↓↓↓

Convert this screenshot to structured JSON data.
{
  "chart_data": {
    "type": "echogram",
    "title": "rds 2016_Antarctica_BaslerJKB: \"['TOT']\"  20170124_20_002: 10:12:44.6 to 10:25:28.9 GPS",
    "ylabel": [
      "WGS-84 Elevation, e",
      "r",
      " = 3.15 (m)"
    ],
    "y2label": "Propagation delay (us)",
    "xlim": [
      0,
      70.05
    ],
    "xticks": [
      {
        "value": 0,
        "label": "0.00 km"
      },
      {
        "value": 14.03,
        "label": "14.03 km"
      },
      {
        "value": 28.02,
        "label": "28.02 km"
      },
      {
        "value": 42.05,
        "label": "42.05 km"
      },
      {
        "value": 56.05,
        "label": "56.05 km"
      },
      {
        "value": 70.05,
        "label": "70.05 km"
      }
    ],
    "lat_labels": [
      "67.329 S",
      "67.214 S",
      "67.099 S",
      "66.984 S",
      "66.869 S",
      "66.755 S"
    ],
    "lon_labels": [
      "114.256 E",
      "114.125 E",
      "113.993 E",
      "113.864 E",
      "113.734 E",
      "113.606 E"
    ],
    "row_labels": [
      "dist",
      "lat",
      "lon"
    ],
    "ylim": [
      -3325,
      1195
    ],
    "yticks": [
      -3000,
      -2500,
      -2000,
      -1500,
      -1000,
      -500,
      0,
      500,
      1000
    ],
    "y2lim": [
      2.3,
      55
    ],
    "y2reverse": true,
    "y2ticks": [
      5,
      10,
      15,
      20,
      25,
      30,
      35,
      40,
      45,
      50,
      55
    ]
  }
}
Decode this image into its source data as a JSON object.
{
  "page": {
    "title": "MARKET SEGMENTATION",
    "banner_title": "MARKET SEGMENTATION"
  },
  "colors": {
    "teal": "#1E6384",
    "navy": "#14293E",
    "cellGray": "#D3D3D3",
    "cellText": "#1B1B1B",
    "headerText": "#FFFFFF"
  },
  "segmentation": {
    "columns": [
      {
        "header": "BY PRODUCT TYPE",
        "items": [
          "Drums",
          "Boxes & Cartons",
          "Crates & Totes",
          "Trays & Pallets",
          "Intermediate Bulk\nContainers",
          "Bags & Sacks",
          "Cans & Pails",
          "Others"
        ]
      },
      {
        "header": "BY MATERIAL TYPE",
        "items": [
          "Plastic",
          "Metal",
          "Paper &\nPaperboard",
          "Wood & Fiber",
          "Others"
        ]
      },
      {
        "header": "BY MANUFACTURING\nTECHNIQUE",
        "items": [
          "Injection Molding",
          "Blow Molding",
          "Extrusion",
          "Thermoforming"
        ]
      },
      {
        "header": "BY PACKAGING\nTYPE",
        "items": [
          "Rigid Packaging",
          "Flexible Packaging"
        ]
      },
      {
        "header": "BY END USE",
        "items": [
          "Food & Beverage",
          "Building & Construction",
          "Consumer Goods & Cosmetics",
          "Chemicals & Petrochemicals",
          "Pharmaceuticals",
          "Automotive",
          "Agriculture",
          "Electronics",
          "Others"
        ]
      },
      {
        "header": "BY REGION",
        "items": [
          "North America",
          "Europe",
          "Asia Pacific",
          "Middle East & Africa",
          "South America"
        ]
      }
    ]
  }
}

↑↑↑

DESCRIPTION OF THE TASK: Reproduce the material exactly, with every line intact.

WRITTEN RESPONSE:
Convert this screenshot to structured JSON data.
{
  "chart_data": {
    "type": "echogram",
    "title": "rds 2016_Antarctica_BaslerJKB: \"['TOT']\"  20170124_20_002: 10:12:44.6 to 10:25:28.9 GPS",
    "ylabel": [
      "WGS-84 Elevation, e",
      "r",
      " = 3.15 (m)"
    ],
    "y2label": "Propagation delay (us)",
    "xlim": [
      0,
      70.05
    ],
    "xticks": [
      {
        "value": 0,
        "label": "0.00 km"
      },
      {
        "value": 14.03,
        "label": "14.03 km"
      },
      {
        "value": 28.02,
        "label": "28.02 km"
      },
      {
        "value": 42.05,
        "label": "42.05 km"
      },
      {
        "value": 56.05,
        "label": "56.05 km"
      },
      {
        "value": 70.05,
        "label": "70.05 km"
      }
    ],
    "lat_labels": [
      "67.329 S",
      "67.214 S",
      "67.099 S",
      "66.984 S",
      "66.869 S",
      "66.755 S"
    ],
    "lon_labels": [
      "114.256 E",
      "114.125 E",
      "113.993 E",
      "113.864 E",
      "113.734 E",
      "113.606 E"
    ],
    "row_labels": [
      "dist",
      "lat",
      "lon"
    ],
    "ylim": [
      -3325,
      1195
    ],
    "yticks": [
      -3000,
      -2500,
      -2000,
      -1500,
      -1000,
      -500,
      0,
      500,
      1000
    ],
    "y2lim": [
      2.3,
      55
    ],
    "y2reverse": true,
    "y2ticks": [
      5,
      10,
      15,
      20,
      25,
      30,
      35,
      40,
      45,
      50,
      55
    ]
  }
}
Decode this image into its source data as a JSON object.
{
  "page": {
    "title": "MARKET SEGMENTATION",
    "banner_title": "MARKET SEGMENTATION"
  },
  "colors": {
    "teal": "#1E6384",
    "navy": "#14293E",
    "cellGray": "#D3D3D3",
    "cellText": "#1B1B1B",
    "headerText": "#FFFFFF"
  },
  "segmentation": {
    "columns": [
      {
        "header": "BY PRODUCT TYPE",
        "items": [
          "Drums",
          "Boxes & Cartons",
          "Crates & Totes",
          "Trays & Pallets",
          "Intermediate Bulk\nContainers",
          "Bags & Sacks",
          "Cans & Pails",
          "Others"
        ]
      },
      {
        "header": "BY MATERIAL TYPE",
        "items": [
          "Plastic",
          "Metal",
          "Paper &\nPaperboard",
          "Wood & Fiber",
          "Others"
        ]
      },
      {
        "header": "BY MANUFACTURING\nTECHNIQUE",
        "items": [
          "Injection Molding",
          "Blow Molding",
          "Extrusion",
          "Thermoforming"
        ]
      },
      {
        "header": "BY PACKAGING\nTYPE",
        "items": [
          "Rigid Packaging",
          "Flexible Packaging"
        ]
      },
      {
        "header": "BY END USE",
        "items": [
          "Food & Beverage",
          "Building & Construction",
          "Consumer Goods & Cosmetics",
          "Chemicals & Petrochemicals",
          "Pharmaceuticals",
          "Automotive",
          "Agriculture",
          "Electronics",
          "Others"
        ]
      },
      {
        "header": "BY REGION",
        "items": [
          "North America",
          "Europe",
          "Asia Pacific",
          "Middle East & Africa",
          "South America"
        ]
      }
    ]
  }
}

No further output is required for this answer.